▶ [Set exercise] Your task is to quote the material that follows, in full and exactly.

▶ [Information shown]
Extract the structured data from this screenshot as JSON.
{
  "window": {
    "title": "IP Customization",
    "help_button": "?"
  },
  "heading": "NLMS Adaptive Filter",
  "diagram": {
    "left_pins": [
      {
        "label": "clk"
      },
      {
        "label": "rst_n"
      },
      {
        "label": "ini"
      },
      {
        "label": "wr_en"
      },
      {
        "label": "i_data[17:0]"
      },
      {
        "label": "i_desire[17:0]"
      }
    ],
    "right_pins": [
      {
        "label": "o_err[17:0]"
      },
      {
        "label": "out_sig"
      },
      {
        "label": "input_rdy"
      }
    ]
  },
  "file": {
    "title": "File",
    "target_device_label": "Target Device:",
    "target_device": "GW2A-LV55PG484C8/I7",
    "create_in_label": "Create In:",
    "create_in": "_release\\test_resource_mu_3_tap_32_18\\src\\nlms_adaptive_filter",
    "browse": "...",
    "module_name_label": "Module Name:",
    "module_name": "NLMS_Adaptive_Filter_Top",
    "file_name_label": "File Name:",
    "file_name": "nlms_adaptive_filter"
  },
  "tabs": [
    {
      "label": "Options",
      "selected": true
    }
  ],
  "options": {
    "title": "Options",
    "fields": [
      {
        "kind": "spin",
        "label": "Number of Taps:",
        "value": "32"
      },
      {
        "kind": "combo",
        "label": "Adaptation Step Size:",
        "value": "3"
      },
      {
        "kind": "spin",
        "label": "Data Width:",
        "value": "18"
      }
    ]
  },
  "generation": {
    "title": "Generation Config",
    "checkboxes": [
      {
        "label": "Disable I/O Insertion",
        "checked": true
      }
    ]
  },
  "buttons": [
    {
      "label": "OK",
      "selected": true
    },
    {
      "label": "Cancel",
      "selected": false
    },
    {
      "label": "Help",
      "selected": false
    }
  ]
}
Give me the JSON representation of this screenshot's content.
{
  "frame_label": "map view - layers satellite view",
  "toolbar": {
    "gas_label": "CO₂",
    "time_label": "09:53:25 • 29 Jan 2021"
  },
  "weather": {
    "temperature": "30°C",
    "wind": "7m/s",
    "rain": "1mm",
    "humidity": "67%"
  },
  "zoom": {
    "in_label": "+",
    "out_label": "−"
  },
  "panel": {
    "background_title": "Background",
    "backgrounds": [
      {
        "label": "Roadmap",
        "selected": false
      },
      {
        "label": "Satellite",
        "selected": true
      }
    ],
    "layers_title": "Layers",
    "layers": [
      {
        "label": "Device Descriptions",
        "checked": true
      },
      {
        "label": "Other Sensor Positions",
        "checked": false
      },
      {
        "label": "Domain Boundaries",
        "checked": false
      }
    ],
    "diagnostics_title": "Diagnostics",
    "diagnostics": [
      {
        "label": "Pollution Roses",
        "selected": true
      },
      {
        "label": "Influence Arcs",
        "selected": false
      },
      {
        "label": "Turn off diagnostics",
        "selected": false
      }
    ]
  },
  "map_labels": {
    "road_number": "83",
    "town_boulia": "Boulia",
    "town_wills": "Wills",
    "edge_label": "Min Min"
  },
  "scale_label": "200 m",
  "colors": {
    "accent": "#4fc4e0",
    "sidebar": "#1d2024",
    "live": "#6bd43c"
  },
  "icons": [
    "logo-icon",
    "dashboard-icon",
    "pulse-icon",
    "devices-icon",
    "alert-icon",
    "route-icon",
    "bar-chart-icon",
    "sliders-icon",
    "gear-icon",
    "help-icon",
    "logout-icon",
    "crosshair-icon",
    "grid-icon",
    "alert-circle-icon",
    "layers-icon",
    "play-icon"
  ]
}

▶ [Completed task]
Extract the structured data from this screenshot as JSON.
{
  "window": {
    "title": "IP Customization",
    "help_button": "?"
  },
  "heading": "NLMS Adaptive Filter",
  "diagram": {
    "left_pins": [
      {
        "label": "clk"
      },
      {
        "label": "rst_n"
      },
      {
        "label": "ini"
      },
      {
        "label": "wr_en"
      },
      {
        "label": "i_data[17:0]"
      },
      {
        "label": "i_desire[17:0]"
      }
    ],
    "right_pins": [
      {
        "label": "o_err[17:0]"
      },
      {
        "label": "out_sig"
      },
      {
        "label": "input_rdy"
      }
    ]
  },
  "file": {
    "title": "File",
    "target_device_label": "Target Device:",
    "target_device": "GW2A-LV55PG484C8/I7",
    "create_in_label": "Create In:",
    "create_in": "_release\\test_resource_mu_3_tap_32_18\\src\\nlms_adaptive_filter",
    "browse": "...",
    "module_name_label": "Module Name:",
    "module_name": "NLMS_Adaptive_Filter_Top",
    "file_name_label": "File Name:",
    "file_name": "nlms_adaptive_filter"
  },
  "tabs": [
    {
      "label": "Options",
      "selected": true
    }
  ],
  "options": {
    "title": "Options",
    "fields": [
      {
        "kind": "spin",
        "label": "Number of Taps:",
        "value": "32"
      },
      {
        "kind": "combo",
        "label": "Adaptation Step Size:",
        "value": "3"
      },
      {
        "kind": "spin",
        "label": "Data Width:",
        "value": "18"
      }
    ]
  },
  "generation": {
    "title": "Generation Config",
    "checkboxes": [
      {
        "label": "Disable I/O Insertion",
        "checked": true
      }
    ]
  },
  "buttons": [
    {
      "label": "OK",
      "selected": true
    },
    {
      "label": "Cancel",
      "selected": false
    },
    {
      "label": "Help",
      "selected": false
    }
  ]
}
Give me the JSON representation of this screenshot's content.
{
  "frame_label": "map view - layers satellite view",
  "toolbar": {
    "gas_label": "CO₂",
    "time_label": "09:53:25 • 29 Jan 2021"
  },
  "weather": {
    "temperature": "30°C",
    "wind": "7m/s",
    "rain": "1mm",
    "humidity": "67%"
  },
  "zoom": {
    "in_label": "+",
    "out_label": "−"
  },
  "panel": {
    "background_title": "Background",
    "backgrounds": [
      {
        "label": "Roadmap",
        "selected": false
      },
      {
        "label": "Satellite",
        "selected": true
      }
    ],
    "layers_title": "Layers",
    "layers": [
      {
        "label": "Device Descriptions",
        "checked": true
      },
      {
        "label": "Other Sensor Positions",
        "checked": false
      },
      {
        "label": "Domain Boundaries",
        "checked": false
      }
    ],
    "diagnostics_title": "Diagnostics",
    "diagnostics": [
      {
        "label": "Pollution Roses",
        "selected": true
      },
      {
        "label": "Influence Arcs",
        "selected": false
      },
      {
        "label": "Turn off diagnostics",
        "selected": false
      }
    ]
  },
  "map_labels": {
    "road_number": "83",
    "town_boulia": "Boulia",
    "town_wills": "Wills",
    "edge_label": "Min Min"
  },
  "scale_label": "200 m",
  "colors": {
    "accent": "#4fc4e0",
    "sidebar": "#1d2024",
    "live": "#6bd43c"
  },
  "icons": [
    "logo-icon",
    "dashboard-icon",
    "pulse-icon",
    "devices-icon",
    "alert-icon",
    "route-icon",
    "bar-chart-icon",
    "sliders-icon",
    "gear-icon",
    "help-icon",
    "logout-icon",
    "crosshair-icon",
    "grid-icon",
    "alert-circle-icon",
    "layers-icon",
    "play-icon"
  ]
}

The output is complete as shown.